■ What you are asked to do: Rewrite the listing below, substituting "box coordinates" for every "bounding boxes" and changing nothing else, and leave the pictures out.

+---+

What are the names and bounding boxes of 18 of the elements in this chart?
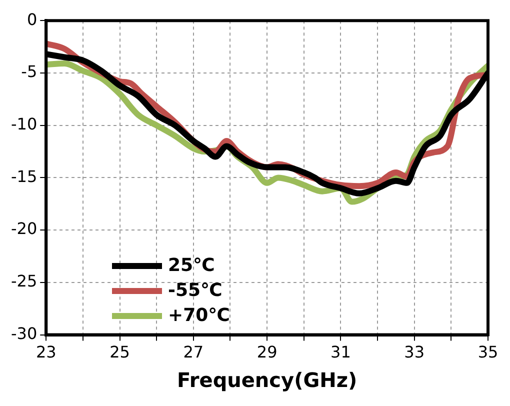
- y-tick-label: -5: [21, 62, 38, 82]
- x-tick-label: 25: [110, 342, 130, 362]
- y-tick-label: -15: [10, 166, 38, 186]
- x-tick-label: 35: [478, 342, 498, 362]
- x-tick-label: 23: [36, 342, 56, 362]
- x-tick-label: 31: [330, 342, 351, 362]
- x-axis-title: Frequency(GHz): [176, 368, 358, 392]
- x-tick-label: 33: [404, 342, 425, 362]
- x-tick-label: 29: [256, 342, 278, 362]
- y-tick-label: -30: [10, 324, 38, 343]
- legend-label: -55℃: [168, 280, 222, 301]
- x-tick-label: 27: [183, 342, 204, 362]
- legend-label: 25℃: [168, 255, 215, 276]
- y-tick-label: -10: [10, 114, 38, 134]
- y-tick-label: -25: [10, 272, 38, 291]
- y-tick-label: -20: [10, 219, 38, 238]
- y-tick-label: 0: [26, 10, 38, 29]
- legend-label: +70℃: [168, 305, 230, 326]
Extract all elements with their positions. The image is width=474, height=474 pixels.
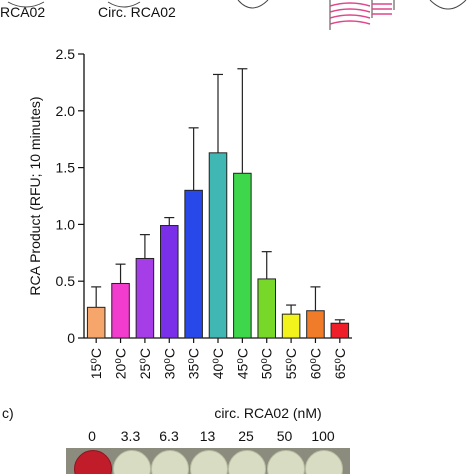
x-tick-label: 30⁰C (161, 348, 177, 379)
concentration-label: 0 (88, 428, 96, 444)
x-tick-label: 20⁰C (113, 348, 129, 379)
bar (135, 257, 155, 339)
concentration-label: 50 (276, 428, 293, 444)
circle-fragment-1 (237, 0, 269, 9)
concentration-label: 25 (238, 428, 254, 444)
circ-rca02-curve (107, 1, 141, 8)
x-tick-label: 65⁰C (332, 348, 348, 379)
panel-c-label: c) (2, 405, 14, 421)
concentration-label: 3.3 (120, 428, 141, 444)
well-plate-photo (66, 448, 350, 474)
y-tick-label: 1.5 (56, 160, 76, 176)
bar (233, 172, 252, 339)
bar (160, 225, 179, 339)
sample-well (189, 450, 228, 474)
chart-error-bars (91, 68, 345, 324)
concentration-title: circ. RCA02 (nM) (214, 405, 322, 421)
bar (86, 306, 106, 339)
rca02-curve (7, 1, 45, 8)
bar (184, 189, 203, 339)
sample-well (266, 450, 305, 474)
bar (306, 310, 325, 339)
chart-bars (86, 152, 350, 339)
x-tick-label: 45⁰C (234, 348, 250, 379)
rca-product-coil-icon (329, 0, 395, 30)
rca-temperature-bar-chart: 0 0.5 1.0 1.5 2.0 2.5 15⁰C 20⁰C 25⁰C 30⁰C 35⁰C 40⁰… (27, 46, 352, 379)
x-tick-label: 40⁰C (210, 348, 226, 379)
y-tick-label: 0 (67, 330, 75, 346)
bar (257, 278, 276, 339)
y-tick-label: 0.5 (56, 273, 76, 289)
x-tick-label: 35⁰C (186, 348, 202, 379)
rca02-label: RCA02 (0, 4, 46, 20)
bar (330, 322, 350, 339)
sample-well (228, 450, 266, 474)
concentration-label: 13 (199, 428, 216, 444)
circ-rca02-label: Circ. RCA02 (98, 4, 176, 20)
bar (208, 152, 228, 339)
concentration-labels: 0 3.3 6.3 13 25 50 100 (70, 428, 350, 448)
x-tick-label: 60⁰C (307, 348, 323, 379)
x-tick-label: 55⁰C (283, 348, 299, 379)
sample-well (112, 450, 151, 474)
x-tick-labels: 15⁰C 20⁰C 25⁰C 30⁰C 35⁰C 40⁰C 45⁰C 50⁰C 55⁰C 60⁰C… (88, 348, 348, 379)
sample-well (74, 450, 112, 474)
y-tick-label: 1.0 (56, 216, 76, 232)
bar (281, 313, 301, 339)
bar (111, 282, 130, 339)
y-axis-label: RCA Product (RFU; 10 minutes) (27, 96, 43, 295)
schematic-header (7, 0, 467, 30)
y-tick-labels: 0 0.5 1.0 1.5 2.0 2.5 (56, 46, 76, 346)
circle-fragment-2 (429, 0, 467, 10)
concentration-label: 100 (311, 428, 335, 444)
y-tick-label: 2.5 (56, 46, 76, 62)
x-tick-label: 25⁰C (137, 348, 153, 379)
sample-well (151, 450, 189, 474)
x-tick-label: 50⁰C (259, 348, 275, 379)
x-tick-label: 15⁰C (88, 348, 104, 379)
y-tick-label: 2.0 (56, 103, 76, 119)
concentration-label: 6.3 (159, 428, 179, 444)
sample-well (305, 450, 343, 474)
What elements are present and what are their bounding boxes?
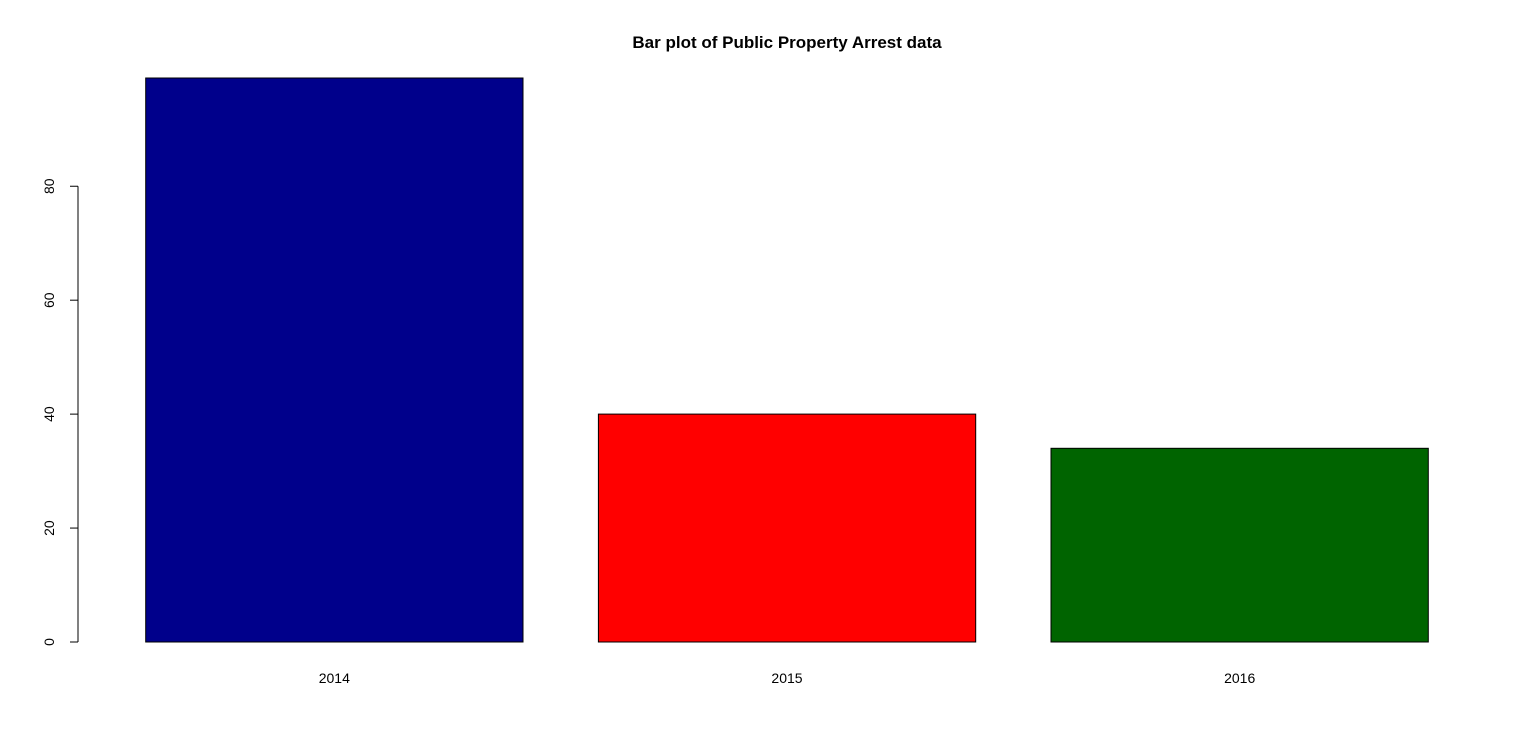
x-tick-label-2016: 2016	[1224, 670, 1255, 686]
y-axis: 0 20 40 60 80	[41, 178, 79, 646]
bar-2014	[145, 77, 524, 643]
bar-2015	[597, 413, 977, 643]
y-tick-label-80: 80	[41, 178, 57, 194]
y-tick-label-0: 0	[41, 638, 57, 646]
y-tick-label-20: 20	[41, 520, 57, 536]
y-tick-label-40: 40	[41, 406, 57, 422]
bars-group	[145, 77, 1429, 643]
chart-title: Bar plot of Public Property Arrest data	[632, 33, 942, 52]
x-axis-labels: 2014 2015 2016	[319, 670, 1256, 686]
x-tick-label-2014: 2014	[319, 670, 350, 686]
x-tick-label-2015: 2015	[771, 670, 802, 686]
y-tick-label-60: 60	[41, 292, 57, 308]
bar-2016	[1050, 447, 1429, 643]
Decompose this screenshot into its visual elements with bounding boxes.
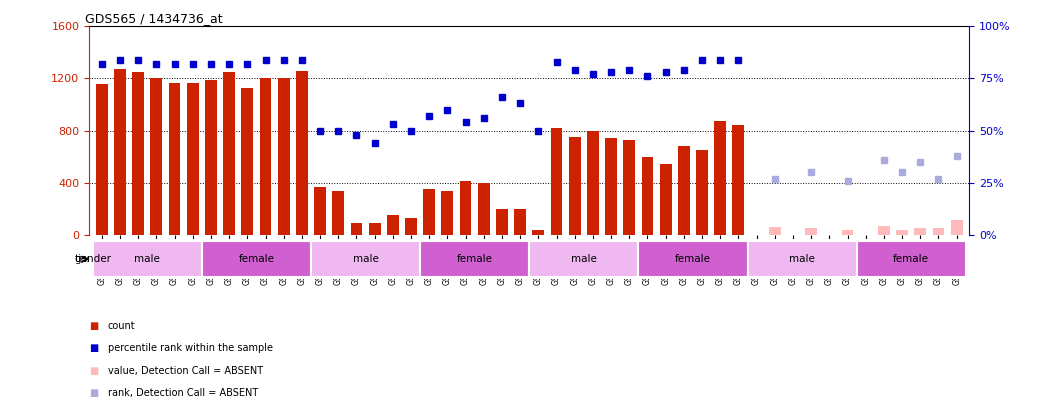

+---+

■ The result:
What are the names and box coordinates of 18 of the elements in this chart?
- y-tick-label: -5: [21, 62, 38, 82]
- x-tick-label: 25: [110, 342, 130, 362]
- y-tick-label: -15: [10, 166, 38, 186]
- x-tick-label: 35: [478, 342, 498, 362]
- x-tick-label: 23: [36, 342, 56, 362]
- x-tick-label: 31: [330, 342, 351, 362]
- x-axis-title: Frequency(GHz): [176, 368, 358, 392]
- x-tick-label: 33: [404, 342, 425, 362]
- x-tick-label: 29: [256, 342, 278, 362]
- y-tick-label: -30: [10, 324, 38, 343]
- legend-label: -55℃: [168, 280, 222, 301]
- x-tick-label: 27: [183, 342, 204, 362]
- legend-label: 25℃: [168, 255, 215, 276]
- y-tick-label: -10: [10, 114, 38, 134]
- y-tick-label: -25: [10, 272, 38, 291]
- y-tick-label: -20: [10, 219, 38, 238]
- y-tick-label: 0: [26, 10, 38, 29]
- legend-label: +70℃: [168, 305, 230, 326]
Extract all elements with their positions. The image is width=474, height=474 pixels.
x-tick-label: 30⁰C (161, 348, 177, 379)
concentration-label: 0 (88, 428, 96, 444)
x-tick-label: 20⁰C (113, 348, 129, 379)
bar (135, 257, 155, 339)
concentration-label: 50 (276, 428, 293, 444)
circle-fragment-1 (237, 0, 269, 9)
concentration-label: 25 (238, 428, 254, 444)
circ-rca02-curve (107, 1, 141, 8)
x-tick-label: 65⁰C (332, 348, 348, 379)
panel-c-label: c) (2, 405, 14, 421)
concentration-label: 3.3 (120, 428, 141, 444)
well-plate-photo (66, 448, 350, 474)
y-tick-label: 1.5 (56, 160, 76, 176)
bar (233, 172, 252, 339)
bar (160, 225, 179, 339)
sample-well (189, 450, 228, 474)
chart-error-bars (91, 68, 345, 324)
concentration-title: circ. RCA02 (nM) (214, 405, 322, 421)
bar (86, 306, 106, 339)
rca02-curve (7, 1, 45, 8)
bar (184, 189, 203, 339)
sample-well (266, 450, 305, 474)
bar (306, 310, 325, 339)
chart-bars (86, 152, 350, 339)
x-tick-label: 45⁰C (234, 348, 250, 379)
rca-product-coil-icon (329, 0, 395, 30)
rca-temperature-bar-chart: 0 0.5 1.0 1.5 2.0 2.5 15⁰C 20⁰C 25⁰C 30⁰C 35⁰C 40⁰… (27, 46, 352, 379)
x-tick-label: 40⁰C (210, 348, 226, 379)
y-tick-label: 0 (67, 330, 75, 346)
bar (257, 278, 276, 339)
y-tick-label: 0.5 (56, 273, 76, 289)
x-tick-label: 35⁰C (186, 348, 202, 379)
rca02-label: RCA02 (0, 4, 46, 20)
bar (330, 322, 350, 339)
sample-well (228, 450, 266, 474)
concentration-label: 13 (199, 428, 216, 444)
circ-rca02-label: Circ. RCA02 (98, 4, 176, 20)
bar (208, 152, 228, 339)
concentration-labels: 0 3.3 6.3 13 25 50 100 (70, 428, 350, 448)
x-tick-label: 60⁰C (307, 348, 323, 379)
x-tick-label: 55⁰C (283, 348, 299, 379)
sample-well (112, 450, 151, 474)
x-tick-labels: 15⁰C 20⁰C 25⁰C 30⁰C 35⁰C 40⁰C 45⁰C 50⁰C 55⁰C 60⁰C… (88, 348, 348, 379)
sample-well (74, 450, 112, 474)
y-tick-label: 1.0 (56, 216, 76, 232)
bar (281, 313, 301, 339)
bar (111, 282, 130, 339)
y-axis-label: RCA Product (RFU; 10 minutes) (27, 96, 43, 295)
schematic-header (7, 0, 467, 30)
y-tick-labels: 0 0.5 1.0 1.5 2.0 2.5 (56, 46, 76, 346)
circle-fragment-2 (429, 0, 467, 10)
concentration-label: 100 (311, 428, 335, 444)
y-tick-label: 2.5 (56, 46, 76, 62)
x-tick-label: 25⁰C (137, 348, 153, 379)
sample-well (151, 450, 189, 474)
x-tick-label: 50⁰C (259, 348, 275, 379)
x-tick-label: 15⁰C (88, 348, 104, 379)
y-tick-label: 2.0 (56, 103, 76, 119)
concentration-label: 6.3 (159, 428, 179, 444)
sample-well (305, 450, 343, 474)
What elements are present and what are their box coordinates?
x-tick-label-2016: 2016	[1224, 670, 1255, 686]
y-axis: 0 20 40 60 80	[41, 178, 79, 646]
bar-2014	[145, 77, 524, 643]
bar-2015	[597, 413, 977, 643]
y-tick-label-80: 80	[41, 178, 57, 194]
y-tick-label-0: 0	[41, 638, 57, 646]
y-tick-label-20: 20	[41, 520, 57, 536]
y-tick-label-40: 40	[41, 406, 57, 422]
bars-group	[145, 77, 1429, 643]
chart-title: Bar plot of Public Property Arrest data	[632, 33, 942, 52]
x-axis-labels: 2014 2015 2016	[319, 670, 1256, 686]
x-tick-label-2014: 2014	[319, 670, 350, 686]
x-tick-label-2015: 2015	[771, 670, 802, 686]
y-tick-label-60: 60	[41, 292, 57, 308]
bar-2016	[1050, 447, 1429, 643]
Decompose this screenshot into its visual elements with box coordinates.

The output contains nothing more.